> [Exercise prompt] Look through the data below. Pick out the lines holding the string "title".

> [Data items]
───
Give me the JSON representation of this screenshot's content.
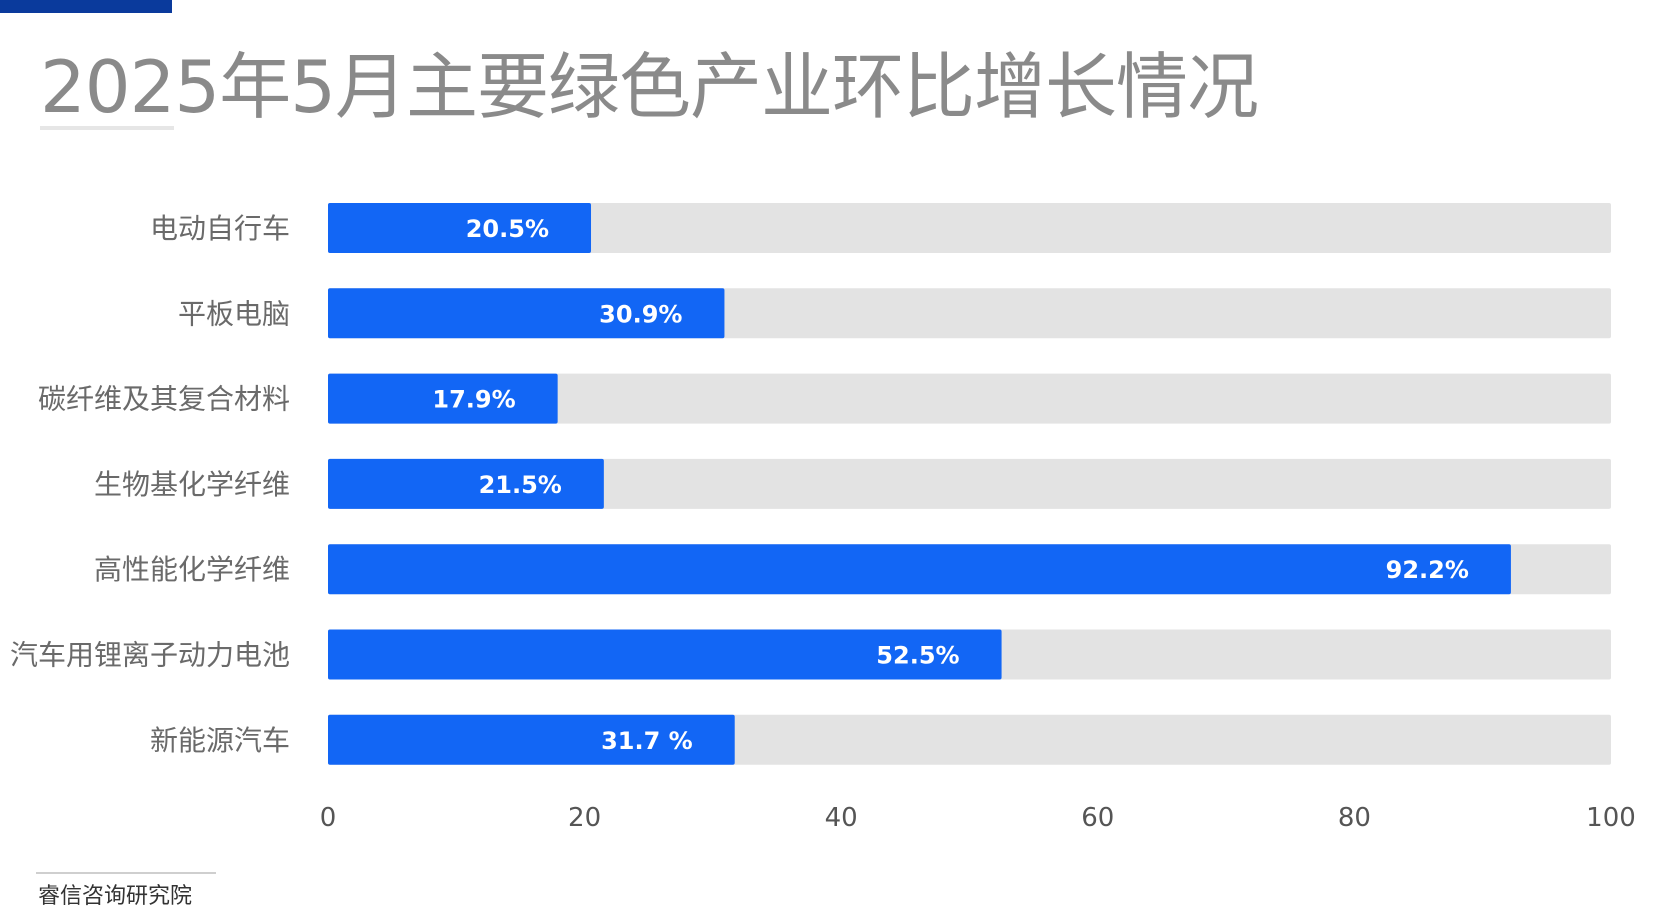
{
  "title": "2025年5月主要绿色产业环比增长情况",
  "source": "睿信咨询研究院",
  "colors": {
    "bar": "#1266f5",
    "track": "#e3e3e3",
    "title": "#8a8a8a",
    "label": "#6a6a6a",
    "accent": "#0a3a9c"
  },
  "chart_data": {
    "type": "bar",
    "orientation": "horizontal",
    "title": "2025年5月主要绿色产业环比增长情况",
    "xlabel": "",
    "ylabel": "",
    "xlim": [
      0,
      100
    ],
    "grid": false,
    "legend": "none",
    "x_ticks": [
      0,
      20,
      40,
      60,
      80,
      100
    ],
    "categories": [
      "电动自行车",
      "平板电脑",
      "碳纤维及其复合材料",
      "生物基化学纤维",
      "高性能化学纤维",
      "汽车用锂离子动力电池",
      "新能源汽车"
    ],
    "values": [
      20.5,
      30.9,
      17.9,
      21.5,
      92.2,
      52.5,
      31.7
    ],
    "data_labels": [
      "20.5%",
      "30.9%",
      "17.9%",
      "21.5%",
      "92.2%",
      "52.5%",
      "31.7 %"
    ]
  }
}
───
> [Answer to this exercise]
  "title": "2025年5月主要绿色产业环比增长情况",
    "title": "#8a8a8a",
    "title": "2025年5月主要绿色产业环比增长情况",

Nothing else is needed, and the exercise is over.